Data shown

----------------

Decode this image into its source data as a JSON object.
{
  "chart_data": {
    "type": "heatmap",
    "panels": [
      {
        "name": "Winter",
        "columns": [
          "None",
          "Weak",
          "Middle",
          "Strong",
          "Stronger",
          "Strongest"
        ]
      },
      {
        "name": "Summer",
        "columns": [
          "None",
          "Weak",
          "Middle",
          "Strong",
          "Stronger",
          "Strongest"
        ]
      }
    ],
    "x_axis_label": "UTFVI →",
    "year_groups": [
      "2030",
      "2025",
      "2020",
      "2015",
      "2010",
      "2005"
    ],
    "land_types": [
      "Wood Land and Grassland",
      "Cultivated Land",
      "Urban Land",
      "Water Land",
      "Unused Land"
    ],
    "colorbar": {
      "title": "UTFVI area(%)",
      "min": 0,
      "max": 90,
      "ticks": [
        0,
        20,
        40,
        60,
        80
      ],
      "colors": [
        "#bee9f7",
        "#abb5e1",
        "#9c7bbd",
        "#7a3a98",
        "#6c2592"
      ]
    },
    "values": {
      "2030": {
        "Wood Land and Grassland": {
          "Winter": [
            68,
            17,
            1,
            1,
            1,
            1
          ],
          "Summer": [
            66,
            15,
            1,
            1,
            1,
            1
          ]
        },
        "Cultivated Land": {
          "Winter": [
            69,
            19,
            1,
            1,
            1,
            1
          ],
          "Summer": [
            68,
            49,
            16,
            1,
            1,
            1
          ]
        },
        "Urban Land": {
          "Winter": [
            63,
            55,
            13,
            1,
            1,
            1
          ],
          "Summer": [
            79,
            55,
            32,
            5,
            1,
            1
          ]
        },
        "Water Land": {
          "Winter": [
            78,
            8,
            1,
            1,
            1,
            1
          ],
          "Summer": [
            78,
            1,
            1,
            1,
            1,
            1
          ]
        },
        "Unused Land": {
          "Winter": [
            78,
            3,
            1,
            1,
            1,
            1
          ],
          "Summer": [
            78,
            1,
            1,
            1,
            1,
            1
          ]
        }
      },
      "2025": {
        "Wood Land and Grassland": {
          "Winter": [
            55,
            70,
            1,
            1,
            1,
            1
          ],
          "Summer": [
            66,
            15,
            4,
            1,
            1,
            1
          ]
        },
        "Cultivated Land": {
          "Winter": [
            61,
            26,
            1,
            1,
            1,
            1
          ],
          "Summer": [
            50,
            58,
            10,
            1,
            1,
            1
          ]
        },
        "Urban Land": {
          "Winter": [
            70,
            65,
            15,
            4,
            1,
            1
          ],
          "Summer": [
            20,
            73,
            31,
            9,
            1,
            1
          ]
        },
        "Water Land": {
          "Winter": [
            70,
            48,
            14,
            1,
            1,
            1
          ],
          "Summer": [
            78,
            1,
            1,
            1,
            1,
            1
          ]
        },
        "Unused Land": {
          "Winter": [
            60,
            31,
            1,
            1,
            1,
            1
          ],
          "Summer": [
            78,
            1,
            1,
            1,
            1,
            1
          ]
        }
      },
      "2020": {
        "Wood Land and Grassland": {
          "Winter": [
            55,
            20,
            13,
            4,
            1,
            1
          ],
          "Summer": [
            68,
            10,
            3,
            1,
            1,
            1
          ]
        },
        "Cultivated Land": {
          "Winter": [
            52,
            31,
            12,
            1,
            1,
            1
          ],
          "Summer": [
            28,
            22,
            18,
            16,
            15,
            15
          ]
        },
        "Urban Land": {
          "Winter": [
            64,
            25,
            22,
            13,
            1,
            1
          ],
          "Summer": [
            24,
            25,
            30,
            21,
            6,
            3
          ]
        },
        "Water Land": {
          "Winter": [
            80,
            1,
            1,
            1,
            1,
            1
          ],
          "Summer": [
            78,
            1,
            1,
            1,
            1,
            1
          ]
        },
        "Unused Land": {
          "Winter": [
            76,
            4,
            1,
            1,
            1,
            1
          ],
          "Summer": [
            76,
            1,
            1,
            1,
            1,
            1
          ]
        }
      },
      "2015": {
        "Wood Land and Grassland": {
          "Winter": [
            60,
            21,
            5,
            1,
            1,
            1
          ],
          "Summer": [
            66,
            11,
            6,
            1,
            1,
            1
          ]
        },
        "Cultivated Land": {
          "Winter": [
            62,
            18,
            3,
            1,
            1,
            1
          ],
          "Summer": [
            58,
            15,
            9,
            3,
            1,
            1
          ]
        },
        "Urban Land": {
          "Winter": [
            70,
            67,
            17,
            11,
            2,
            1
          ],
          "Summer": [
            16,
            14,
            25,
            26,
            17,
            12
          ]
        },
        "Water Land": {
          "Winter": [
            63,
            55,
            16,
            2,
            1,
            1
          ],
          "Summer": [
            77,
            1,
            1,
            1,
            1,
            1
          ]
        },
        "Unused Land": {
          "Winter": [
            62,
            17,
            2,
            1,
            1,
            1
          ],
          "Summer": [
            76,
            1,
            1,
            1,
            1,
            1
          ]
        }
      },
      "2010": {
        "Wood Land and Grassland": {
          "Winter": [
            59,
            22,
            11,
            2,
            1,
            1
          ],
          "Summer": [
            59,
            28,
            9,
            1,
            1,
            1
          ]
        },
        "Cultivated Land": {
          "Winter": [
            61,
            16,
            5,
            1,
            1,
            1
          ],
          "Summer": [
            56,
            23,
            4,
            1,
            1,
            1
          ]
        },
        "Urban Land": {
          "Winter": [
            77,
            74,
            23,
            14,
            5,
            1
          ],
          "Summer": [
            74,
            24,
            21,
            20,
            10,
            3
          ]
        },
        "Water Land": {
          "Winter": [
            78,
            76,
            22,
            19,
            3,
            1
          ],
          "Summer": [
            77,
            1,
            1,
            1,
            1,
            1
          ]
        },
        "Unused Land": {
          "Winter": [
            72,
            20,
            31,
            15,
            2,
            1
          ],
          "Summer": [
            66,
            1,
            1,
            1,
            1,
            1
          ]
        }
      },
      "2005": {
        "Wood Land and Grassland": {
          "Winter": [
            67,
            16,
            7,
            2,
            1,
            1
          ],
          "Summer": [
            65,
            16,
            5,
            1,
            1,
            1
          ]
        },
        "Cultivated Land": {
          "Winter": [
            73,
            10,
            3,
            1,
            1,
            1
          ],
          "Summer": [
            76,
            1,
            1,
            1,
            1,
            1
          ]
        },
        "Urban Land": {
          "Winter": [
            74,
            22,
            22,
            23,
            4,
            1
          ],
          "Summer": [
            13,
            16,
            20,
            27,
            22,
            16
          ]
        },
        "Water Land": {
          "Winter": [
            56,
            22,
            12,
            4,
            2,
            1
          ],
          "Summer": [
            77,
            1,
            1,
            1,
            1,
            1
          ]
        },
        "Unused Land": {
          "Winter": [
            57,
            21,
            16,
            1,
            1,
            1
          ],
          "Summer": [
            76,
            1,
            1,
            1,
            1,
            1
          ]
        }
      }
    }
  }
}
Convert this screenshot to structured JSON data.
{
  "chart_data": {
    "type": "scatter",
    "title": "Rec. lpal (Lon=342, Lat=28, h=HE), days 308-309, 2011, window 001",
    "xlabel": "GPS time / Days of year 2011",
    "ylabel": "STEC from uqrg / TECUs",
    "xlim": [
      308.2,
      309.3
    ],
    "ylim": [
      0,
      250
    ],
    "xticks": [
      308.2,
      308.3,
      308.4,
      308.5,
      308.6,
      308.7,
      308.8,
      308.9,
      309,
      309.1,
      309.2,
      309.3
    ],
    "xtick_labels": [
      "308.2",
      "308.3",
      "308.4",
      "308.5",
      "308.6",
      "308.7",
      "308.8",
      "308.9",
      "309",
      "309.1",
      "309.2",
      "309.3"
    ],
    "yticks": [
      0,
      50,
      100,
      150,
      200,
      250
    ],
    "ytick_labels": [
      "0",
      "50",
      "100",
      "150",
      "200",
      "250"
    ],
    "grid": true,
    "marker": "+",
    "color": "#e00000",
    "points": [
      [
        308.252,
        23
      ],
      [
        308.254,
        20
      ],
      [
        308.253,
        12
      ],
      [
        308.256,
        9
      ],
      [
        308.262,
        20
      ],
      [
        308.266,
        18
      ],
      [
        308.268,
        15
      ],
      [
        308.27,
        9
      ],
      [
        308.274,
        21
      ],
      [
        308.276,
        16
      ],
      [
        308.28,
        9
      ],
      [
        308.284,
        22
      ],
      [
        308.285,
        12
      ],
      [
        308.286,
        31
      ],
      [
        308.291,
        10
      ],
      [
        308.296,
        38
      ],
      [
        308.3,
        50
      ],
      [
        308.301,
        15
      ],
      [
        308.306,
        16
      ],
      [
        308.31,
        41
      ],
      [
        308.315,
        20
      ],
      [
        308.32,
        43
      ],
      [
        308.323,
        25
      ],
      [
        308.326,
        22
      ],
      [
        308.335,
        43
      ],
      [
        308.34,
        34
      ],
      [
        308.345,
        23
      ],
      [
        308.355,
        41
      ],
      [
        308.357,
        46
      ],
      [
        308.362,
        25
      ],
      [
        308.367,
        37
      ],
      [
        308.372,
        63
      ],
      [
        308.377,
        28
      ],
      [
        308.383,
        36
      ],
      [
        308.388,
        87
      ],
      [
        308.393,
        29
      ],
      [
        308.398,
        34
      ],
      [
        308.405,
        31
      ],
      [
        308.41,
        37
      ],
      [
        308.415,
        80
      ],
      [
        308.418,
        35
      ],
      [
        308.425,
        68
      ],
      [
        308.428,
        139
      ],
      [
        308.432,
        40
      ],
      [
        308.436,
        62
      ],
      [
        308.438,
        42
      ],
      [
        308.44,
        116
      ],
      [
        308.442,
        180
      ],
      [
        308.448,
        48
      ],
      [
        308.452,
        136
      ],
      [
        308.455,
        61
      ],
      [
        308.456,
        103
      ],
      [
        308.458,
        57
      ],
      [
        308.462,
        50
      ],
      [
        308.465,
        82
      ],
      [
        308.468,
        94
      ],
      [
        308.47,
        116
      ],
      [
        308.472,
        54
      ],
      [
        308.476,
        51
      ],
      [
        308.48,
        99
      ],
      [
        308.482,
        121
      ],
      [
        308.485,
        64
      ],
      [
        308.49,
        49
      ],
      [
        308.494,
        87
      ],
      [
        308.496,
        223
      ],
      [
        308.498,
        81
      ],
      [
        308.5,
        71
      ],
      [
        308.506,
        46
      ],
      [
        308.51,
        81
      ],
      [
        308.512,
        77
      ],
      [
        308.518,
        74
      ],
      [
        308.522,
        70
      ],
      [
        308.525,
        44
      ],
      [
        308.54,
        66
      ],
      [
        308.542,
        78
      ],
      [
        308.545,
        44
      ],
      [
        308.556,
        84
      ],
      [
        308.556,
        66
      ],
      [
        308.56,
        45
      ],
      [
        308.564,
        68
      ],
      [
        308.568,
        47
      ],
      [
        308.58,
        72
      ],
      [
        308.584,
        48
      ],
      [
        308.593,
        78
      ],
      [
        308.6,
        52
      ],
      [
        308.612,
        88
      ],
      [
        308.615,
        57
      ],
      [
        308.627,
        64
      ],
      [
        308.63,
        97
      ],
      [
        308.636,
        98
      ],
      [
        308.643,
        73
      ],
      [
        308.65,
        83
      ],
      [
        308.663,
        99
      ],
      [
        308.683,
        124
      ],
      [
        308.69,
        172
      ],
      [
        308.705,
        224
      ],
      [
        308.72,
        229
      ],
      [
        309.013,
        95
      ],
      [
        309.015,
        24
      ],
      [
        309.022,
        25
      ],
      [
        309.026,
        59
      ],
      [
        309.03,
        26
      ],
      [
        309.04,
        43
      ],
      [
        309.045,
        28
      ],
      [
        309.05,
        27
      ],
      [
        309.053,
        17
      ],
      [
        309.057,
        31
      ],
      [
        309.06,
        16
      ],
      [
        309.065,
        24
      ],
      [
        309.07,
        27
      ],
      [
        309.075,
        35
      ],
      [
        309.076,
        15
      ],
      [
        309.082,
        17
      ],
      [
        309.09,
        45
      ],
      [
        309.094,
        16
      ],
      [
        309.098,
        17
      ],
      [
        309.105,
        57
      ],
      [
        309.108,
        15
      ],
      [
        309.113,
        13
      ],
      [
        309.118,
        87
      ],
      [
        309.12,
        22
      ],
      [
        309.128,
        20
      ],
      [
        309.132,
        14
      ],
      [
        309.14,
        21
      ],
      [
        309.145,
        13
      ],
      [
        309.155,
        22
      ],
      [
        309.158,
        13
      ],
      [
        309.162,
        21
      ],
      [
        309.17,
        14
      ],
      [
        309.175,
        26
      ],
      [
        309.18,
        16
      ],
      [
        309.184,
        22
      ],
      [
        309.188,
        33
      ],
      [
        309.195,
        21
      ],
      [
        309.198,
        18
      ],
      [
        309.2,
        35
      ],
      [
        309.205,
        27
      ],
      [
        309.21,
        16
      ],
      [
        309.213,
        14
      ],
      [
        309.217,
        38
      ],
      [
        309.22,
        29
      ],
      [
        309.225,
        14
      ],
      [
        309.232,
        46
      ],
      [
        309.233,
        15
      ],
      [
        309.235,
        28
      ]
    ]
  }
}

----------------

Your task
Extract every line of the records above that contains the word "this".

The reply
Decode this image into its source data as a JSON object.
Convert this screenshot to structured JSON data.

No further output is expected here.